◆ Items from a dataset ◆
======
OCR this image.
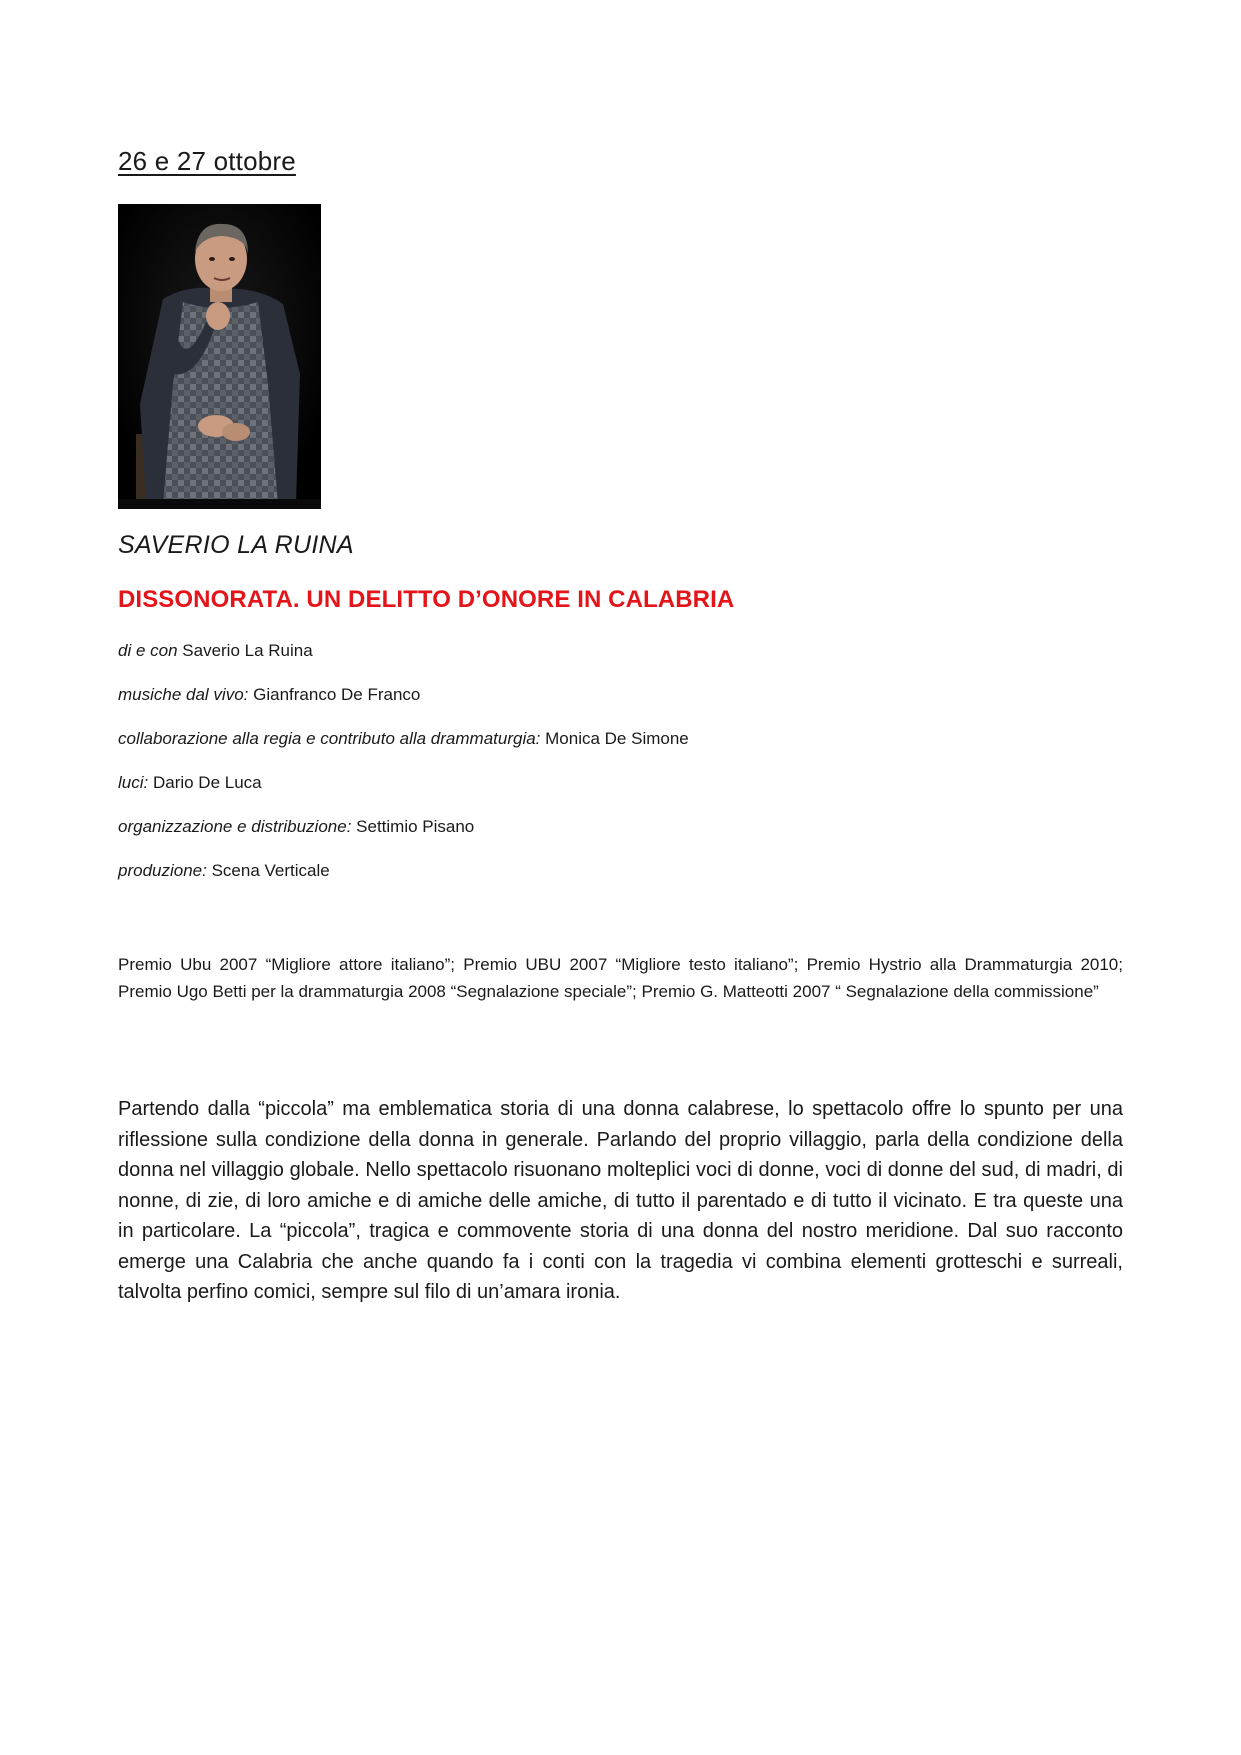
26 e 27 ottobre
SAVERIO LA RUINA
DISSONORATA. UN DELITTO D’ONORE IN CALABRIA
di e con Saverio La Ruina
musiche dal vivo: Gianfranco De Franco
collaborazione alla regia e contributo alla drammaturgia: Monica De Simone
luci: Dario De Luca
organizzazione e distribuzione: Settimio Pisano
produzione: Scena Verticale
Premio Ubu 2007 “Migliore attore italiano”; Premio UBU 2007 “Migliore testo italiano”; Premio Hystrio alla Drammaturgia 2010; Premio Ugo Betti per la drammaturgia 2008 “Segnalazione speciale”; Premio G. Matteotti 2007 “ Segnalazione della commissione”
Partendo dalla “piccola” ma emblematica storia di una donna calabrese, lo spettacolo offre lo spunto per una riflessione sulla condizione della donna in generale. Parlando del proprio villaggio, parla della condizione della donna nel villaggio globale. Nello spettacolo risuonano molteplici voci di donne, voci di donne del sud, di madri, di nonne, di zie, di loro amiche e di amiche delle amiche, di tutto il parentado e di tutto il vicinato. E tra queste una in particolare. La “piccola”, tragica e commovente storia di una donna del nostro meridione. Dal suo racconto emerge una Calabria che anche quando fa i conti con la tragedia vi combina elementi grotteschi e surreali, talvolta perfino comici, sempre sul filo di un’amara ironia.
======
◆ Problem requirements ◆
Return each line exactly as written. Any picture gets left out.

◆ Reply to the exercise ◆
OCR this image.
26 e 27 ottobre
SAVERIO LA RUINA
DISSONORATA. UN DELITTO D’ONORE IN CALABRIA
di e con Saverio La Ruina
musiche dal vivo: Gianfranco De Franco
collaborazione alla regia e contributo alla drammaturgia: Monica De Simone
luci: Dario De Luca
organizzazione e distribuzione: Settimio Pisano
produzione: Scena Verticale
Premio Ubu 2007 “Migliore attore italiano”; Premio UBU 2007 “Migliore testo italiano”; Premio Hystrio alla Drammaturgia 2010; Premio Ugo Betti per la drammaturgia 2008 “Segnalazione speciale”; Premio G. Matteotti 2007 “ Segnalazione della commissione”
Partendo dalla “piccola” ma emblematica storia di una donna calabrese, lo spettacolo offre lo spunto per una riflessione sulla condizione della donna in generale. Parlando del proprio villaggio, parla della condizione della donna nel villaggio globale. Nello spettacolo risuonano molteplici voci di donne, voci di donne del sud, di madri, di nonne, di zie, di loro amiche e di amiche delle amiche, di tutto il parentado e di tutto il vicinato. E tra queste una in particolare. La “piccola”, tragica e commovente storia di una donna del nostro meridione. Dal suo racconto emerge una Calabria che anche quando fa i conti con la tragedia vi combina elementi grotteschi e surreali, talvolta perfino comici, sempre sul filo di un’amara ironia.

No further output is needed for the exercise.